■ **Entries**:
* Begin *
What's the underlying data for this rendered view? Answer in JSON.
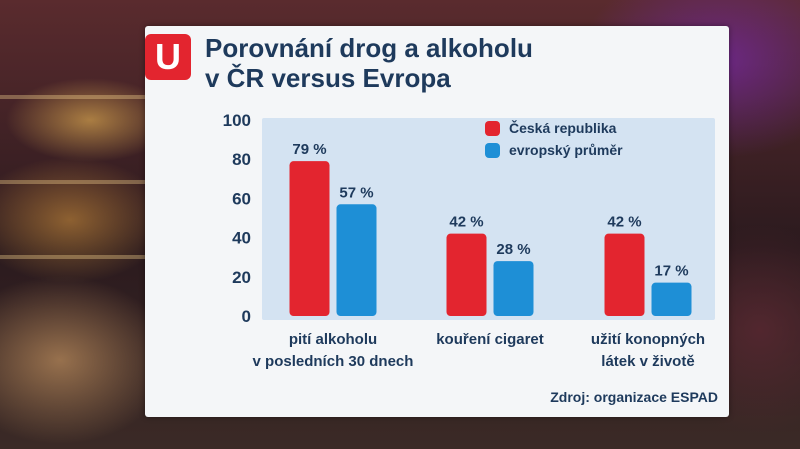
{
  "logo": {
    "letter": "U"
  },
  "title": {
    "line1": "Porovnání drog a alkoholu",
    "line2": "v ČR versus Evropa"
  },
  "source": "Zdroj: organizace ESPAD",
  "colors": {
    "cz": "#e3252f",
    "eu": "#1e8fd6",
    "plot_bg": "#d4e3f2",
    "text": "#1e3a5c"
  },
  "chart_data": {
    "type": "bar",
    "categories": [
      [
        "pití alkoholu",
        "v posledních 30 dnech"
      ],
      [
        "kouření cigaret"
      ],
      [
        "užití konopných",
        "látek v životě"
      ]
    ],
    "series": [
      {
        "name": "Česká republika",
        "values": [
          79,
          42,
          42
        ],
        "labels": [
          "79 %",
          "42 %",
          "42 %"
        ]
      },
      {
        "name": "evropský průměr",
        "values": [
          57,
          28,
          17
        ],
        "labels": [
          "57 %",
          "28 %",
          "17 %"
        ]
      }
    ],
    "ylim": [
      0,
      100
    ],
    "yticks": [
      "0",
      "20",
      "40",
      "60",
      "80",
      "100"
    ],
    "legend": "top-right",
    "grid": false
  }
}
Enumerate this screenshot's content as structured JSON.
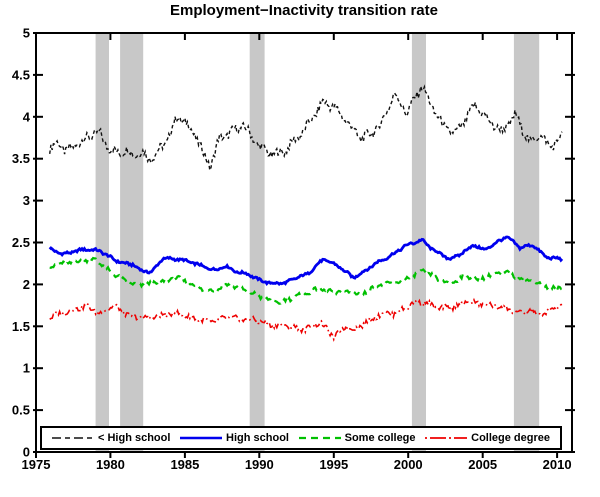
* End *
■ **What the task asks**: Leave the pictures out and reproduce each record exactly as written.

■ **Written reply**:
What's the underlying data for this rendered view? Answer in JSON.
{
  "logo": {
    "letter": "U"
  },
  "title": {
    "line1": "Porovnání drog a alkoholu",
    "line2": "v ČR versus Evropa"
  },
  "source": "Zdroj: organizace ESPAD",
  "colors": {
    "cz": "#e3252f",
    "eu": "#1e8fd6",
    "plot_bg": "#d4e3f2",
    "text": "#1e3a5c"
  },
  "chart_data": {
    "type": "bar",
    "categories": [
      [
        "pití alkoholu",
        "v posledních 30 dnech"
      ],
      [
        "kouření cigaret"
      ],
      [
        "užití konopných",
        "látek v životě"
      ]
    ],
    "series": [
      {
        "name": "Česká republika",
        "values": [
          79,
          42,
          42
        ],
        "labels": [
          "79 %",
          "42 %",
          "42 %"
        ]
      },
      {
        "name": "evropský průměr",
        "values": [
          57,
          28,
          17
        ],
        "labels": [
          "57 %",
          "28 %",
          "17 %"
        ]
      }
    ],
    "ylim": [
      0,
      100
    ],
    "yticks": [
      "0",
      "20",
      "40",
      "60",
      "80",
      "100"
    ],
    "legend": "top-right",
    "grid": false
  }
}
Enumerate this screenshot's content as structured JSON.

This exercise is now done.